Reading text -
────────────────

Sabeco records highest profit in almost two years

The company attributed its success to significant cost-cutting measures, which improved business efficiency despite the impact of Decree 100 and intense competition on consumer spending and revenue.

Sabeco’s subsidiaries, including CTCP Bia Sài Gòn – Miền Trung (HOSE: SMB), CTCP Bia Sài Gòn – Quảng Ngãi (UPCoM: BSQ), and CTCP Bia Sài Gòn – Sông Lam (UPCoM: BSL), also reported profit growth in Quarter 2. BSL led the way with a 60% increase in net profit to VND 12 billion, followed by BSQ with a 19% rise to over VND 35 billion and SMB with a 7% increase to more than VND 60 billion.

On the other hand, CTCP Bia Sài Gòn – Miền Tây (UPCoM: WSB) witnessed a 19% decline in net profit to over VND 22 billion. Additionally, CTCP Bia Sài Gòn – Phú Thọ (UPCoM: BSP), an associate of Sabeco, recorded a net profit of less than VND 4 billion, a 39% decrease from the previous year, due to reduced production and sales.

In Northern Vietnam, Total JSC Beer – Alcohol – Beverage Hanoi (Habeco, HOSE: BHN) reported a net profit of nearly VND 154 billion in Quarter 2, a 13% decrease from the same period last year. However, this result is an improvement from the loss of over VND 5 billion in Quarter 1. In the first six months, the net profit was nearly VND 149 billion, a 21% decrease, and the company has achieved 75% of its annual plan.

────────────────

Data provided -
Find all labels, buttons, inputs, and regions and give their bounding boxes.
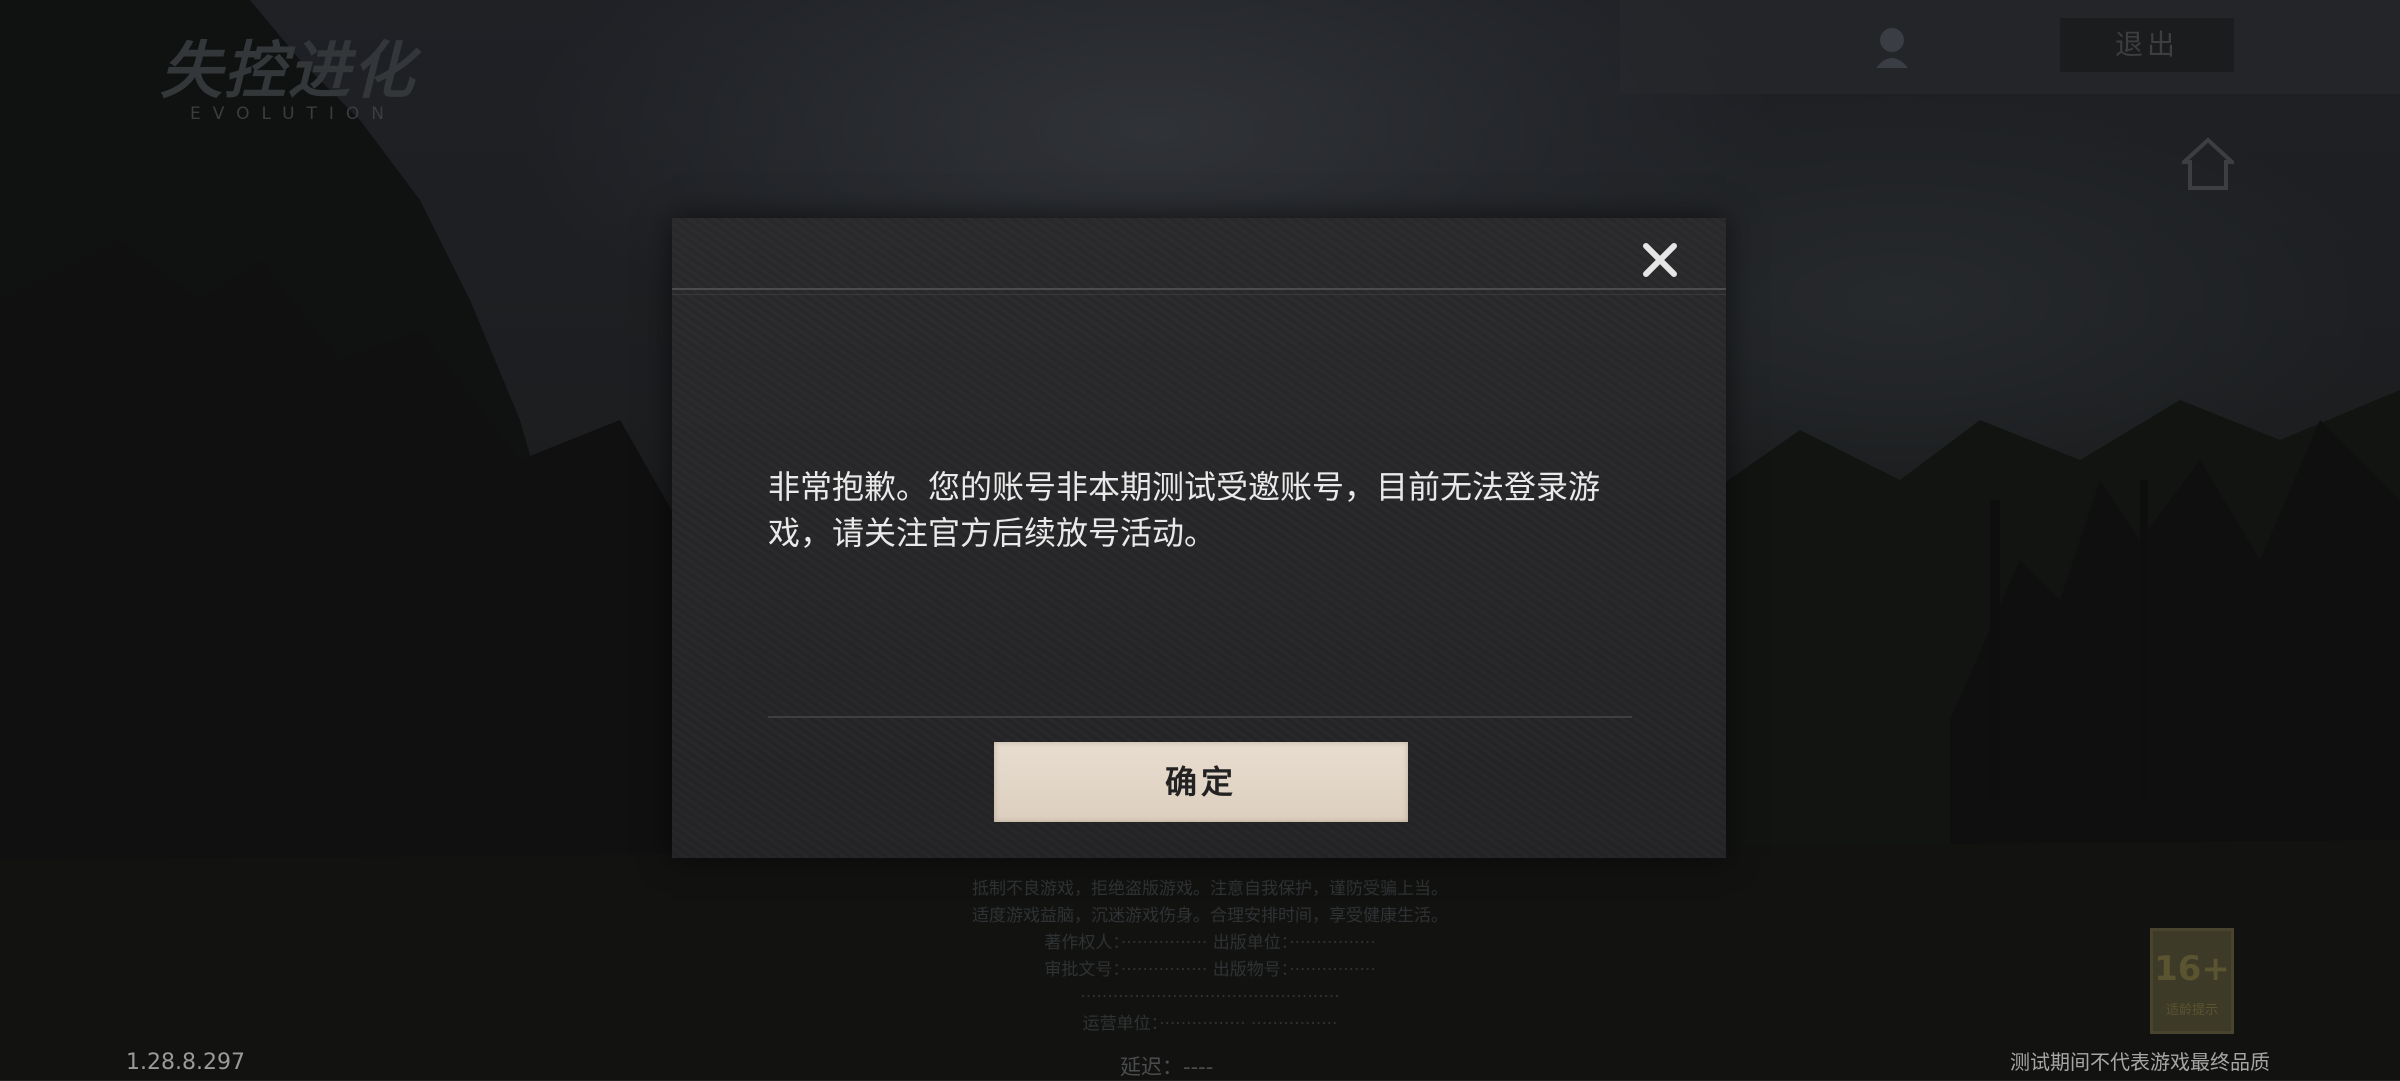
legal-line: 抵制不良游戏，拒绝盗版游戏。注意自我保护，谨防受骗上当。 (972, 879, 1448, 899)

────────────────

Your tasks -
1. Answer these about the Sabeco profit article:
(a) What did the company say explained its success?
(b) Which subsidiary had the largest rise in net profit, and by what percentage?
(c) What share of its annual plan had Habeco achieved in the first six months?
2. Reproduce word for word the part of the Sabeco profit article from "The company attributed" to "VND 60 billion.".

Solutions to each task -
1.
(a) Significant cost-cutting measures, which improved business efficiency.
(b) CTCP Bia Sài Gòn – Sông Lam (BSL), with a 60% increase.
(c) 75%.

2.
The company attributed its success to significant cost-cutting measures, which improved business efficiency despite the impact of Decree 100 and intense competition on consumer spending and revenue.

Sabeco’s subsidiaries, including CTCP Bia Sài Gòn – Miền Trung (HOSE: SMB), CTCP Bia Sài Gòn – Quảng Ngãi (UPCoM: BSQ), and CTCP Bia Sài Gòn – Sông Lam (UPCoM: BSL), also reported profit growth in Quarter 2. BSL led the way with a 60% increase in net profit to VND 12 billion, followed by BSQ with a 19% rise to over VND 35 billion and SMB with a 7% increase to more than VND 60 billion.